--- Data supplied ---

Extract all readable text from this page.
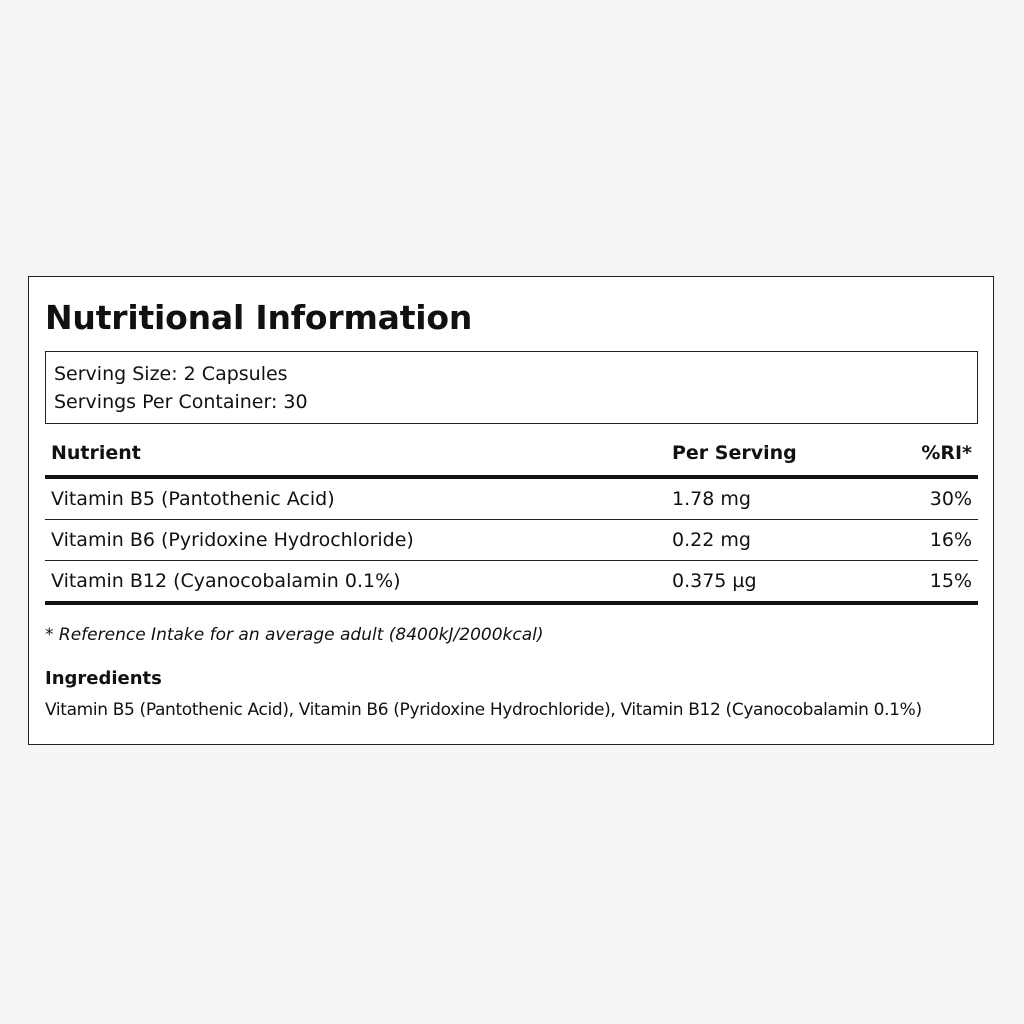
Nutritional Information
Serving Size: 2 Capsules
Servings Per Container: 30
Nutrient	Per Serving	%RI*
Vitamin B5 (Pantothenic Acid)	1.78 mg	30%
Vitamin B6 (Pyridoxine Hydrochloride)	0.22 mg	16%
Vitamin B12 (Cyanocobalamin 0.1%)	0.375 µg	15%
* Reference Intake for an average adult (8400kJ/2000kcal)
Ingredients
Vitamin B5 (Pantothenic Acid), Vitamin B6 (Pyridoxine Hydrochloride), Vitamin B12 (Cyanocobalamin 0.1%)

---

Given problem:
Extract the text of all the records above verbatim, excluding pictures.

Full output:
Extract all readable text from this page.
Nutritional Information
Serving Size: 2 Capsules
Servings Per Container: 30
Nutrient	Per Serving	%RI*
Vitamin B5 (Pantothenic Acid)	1.78 mg	30%
Vitamin B6 (Pyridoxine Hydrochloride)	0.22 mg	16%
Vitamin B12 (Cyanocobalamin 0.1%)	0.375 µg	15%
* Reference Intake for an average adult (8400kJ/2000kcal)
Ingredients
Vitamin B5 (Pantothenic Acid), Vitamin B6 (Pyridoxine Hydrochloride), Vitamin B12 (Cyanocobalamin 0.1%)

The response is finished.